_Data provided:_
- - - - -

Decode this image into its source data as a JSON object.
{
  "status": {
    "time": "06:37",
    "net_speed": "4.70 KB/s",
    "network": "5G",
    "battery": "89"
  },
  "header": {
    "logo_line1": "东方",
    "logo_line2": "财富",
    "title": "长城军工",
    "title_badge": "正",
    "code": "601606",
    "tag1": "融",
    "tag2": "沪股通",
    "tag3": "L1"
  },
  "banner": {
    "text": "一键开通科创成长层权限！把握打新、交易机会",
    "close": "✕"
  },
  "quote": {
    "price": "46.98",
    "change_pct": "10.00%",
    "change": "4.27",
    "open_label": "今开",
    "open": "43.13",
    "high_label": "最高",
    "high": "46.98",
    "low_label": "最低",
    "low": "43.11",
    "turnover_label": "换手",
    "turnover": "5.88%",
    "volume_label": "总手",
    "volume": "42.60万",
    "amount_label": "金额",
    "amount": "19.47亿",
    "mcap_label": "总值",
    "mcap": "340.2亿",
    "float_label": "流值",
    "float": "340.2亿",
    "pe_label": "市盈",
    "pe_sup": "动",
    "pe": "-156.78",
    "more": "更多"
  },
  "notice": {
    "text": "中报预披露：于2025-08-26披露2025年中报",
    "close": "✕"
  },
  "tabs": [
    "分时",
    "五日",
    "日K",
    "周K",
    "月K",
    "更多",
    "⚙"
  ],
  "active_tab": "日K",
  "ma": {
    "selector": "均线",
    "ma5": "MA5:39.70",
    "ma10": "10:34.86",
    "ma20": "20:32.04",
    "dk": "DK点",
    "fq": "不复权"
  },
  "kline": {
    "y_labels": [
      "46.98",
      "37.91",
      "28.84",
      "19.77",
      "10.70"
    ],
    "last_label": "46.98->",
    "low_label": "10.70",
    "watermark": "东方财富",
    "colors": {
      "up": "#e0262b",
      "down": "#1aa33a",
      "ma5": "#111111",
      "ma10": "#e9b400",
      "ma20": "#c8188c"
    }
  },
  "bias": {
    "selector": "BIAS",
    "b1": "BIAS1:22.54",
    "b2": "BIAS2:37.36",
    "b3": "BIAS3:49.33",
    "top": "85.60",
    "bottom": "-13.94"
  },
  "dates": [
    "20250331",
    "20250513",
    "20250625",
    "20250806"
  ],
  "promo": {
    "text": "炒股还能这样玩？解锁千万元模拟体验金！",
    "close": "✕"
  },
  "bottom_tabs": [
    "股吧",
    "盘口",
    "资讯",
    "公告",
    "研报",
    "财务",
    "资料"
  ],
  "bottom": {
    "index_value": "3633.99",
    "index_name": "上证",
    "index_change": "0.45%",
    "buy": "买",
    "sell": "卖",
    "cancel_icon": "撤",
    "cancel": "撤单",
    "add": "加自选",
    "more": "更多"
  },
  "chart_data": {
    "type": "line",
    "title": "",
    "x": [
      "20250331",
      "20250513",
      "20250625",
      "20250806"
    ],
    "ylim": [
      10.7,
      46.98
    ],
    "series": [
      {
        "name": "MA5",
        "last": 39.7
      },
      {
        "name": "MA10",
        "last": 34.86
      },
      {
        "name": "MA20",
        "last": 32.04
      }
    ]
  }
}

- - - - -

_Task directions:_
Copy out every entry again, exactly as it was given.

_Solution below:_
Decode this image into its source data as a JSON object.
{
  "status": {
    "time": "06:37",
    "net_speed": "4.70 KB/s",
    "network": "5G",
    "battery": "89"
  },
  "header": {
    "logo_line1": "东方",
    "logo_line2": "财富",
    "title": "长城军工",
    "title_badge": "正",
    "code": "601606",
    "tag1": "融",
    "tag2": "沪股通",
    "tag3": "L1"
  },
  "banner": {
    "text": "一键开通科创成长层权限！把握打新、交易机会",
    "close": "✕"
  },
  "quote": {
    "price": "46.98",
    "change_pct": "10.00%",
    "change": "4.27",
    "open_label": "今开",
    "open": "43.13",
    "high_label": "最高",
    "high": "46.98",
    "low_label": "最低",
    "low": "43.11",
    "turnover_label": "换手",
    "turnover": "5.88%",
    "volume_label": "总手",
    "volume": "42.60万",
    "amount_label": "金额",
    "amount": "19.47亿",
    "mcap_label": "总值",
    "mcap": "340.2亿",
    "float_label": "流值",
    "float": "340.2亿",
    "pe_label": "市盈",
    "pe_sup": "动",
    "pe": "-156.78",
    "more": "更多"
  },
  "notice": {
    "text": "中报预披露：于2025-08-26披露2025年中报",
    "close": "✕"
  },
  "tabs": [
    "分时",
    "五日",
    "日K",
    "周K",
    "月K",
    "更多",
    "⚙"
  ],
  "active_tab": "日K",
  "ma": {
    "selector": "均线",
    "ma5": "MA5:39.70",
    "ma10": "10:34.86",
    "ma20": "20:32.04",
    "dk": "DK点",
    "fq": "不复权"
  },
  "kline": {
    "y_labels": [
      "46.98",
      "37.91",
      "28.84",
      "19.77",
      "10.70"
    ],
    "last_label": "46.98->",
    "low_label": "10.70",
    "watermark": "东方财富",
    "colors": {
      "up": "#e0262b",
      "down": "#1aa33a",
      "ma5": "#111111",
      "ma10": "#e9b400",
      "ma20": "#c8188c"
    }
  },
  "bias": {
    "selector": "BIAS",
    "b1": "BIAS1:22.54",
    "b2": "BIAS2:37.36",
    "b3": "BIAS3:49.33",
    "top": "85.60",
    "bottom": "-13.94"
  },
  "dates": [
    "20250331",
    "20250513",
    "20250625",
    "20250806"
  ],
  "promo": {
    "text": "炒股还能这样玩？解锁千万元模拟体验金！",
    "close": "✕"
  },
  "bottom_tabs": [
    "股吧",
    "盘口",
    "资讯",
    "公告",
    "研报",
    "财务",
    "资料"
  ],
  "bottom": {
    "index_value": "3633.99",
    "index_name": "上证",
    "index_change": "0.45%",
    "buy": "买",
    "sell": "卖",
    "cancel_icon": "撤",
    "cancel": "撤单",
    "add": "加自选",
    "more": "更多"
  },
  "chart_data": {
    "type": "line",
    "title": "",
    "x": [
      "20250331",
      "20250513",
      "20250625",
      "20250806"
    ],
    "ylim": [
      10.7,
      46.98
    ],
    "series": [
      {
        "name": "MA5",
        "last": 39.7
      },
      {
        "name": "MA10",
        "last": 34.86
      },
      {
        "name": "MA20",
        "last": 32.04
      }
    ]
  }
}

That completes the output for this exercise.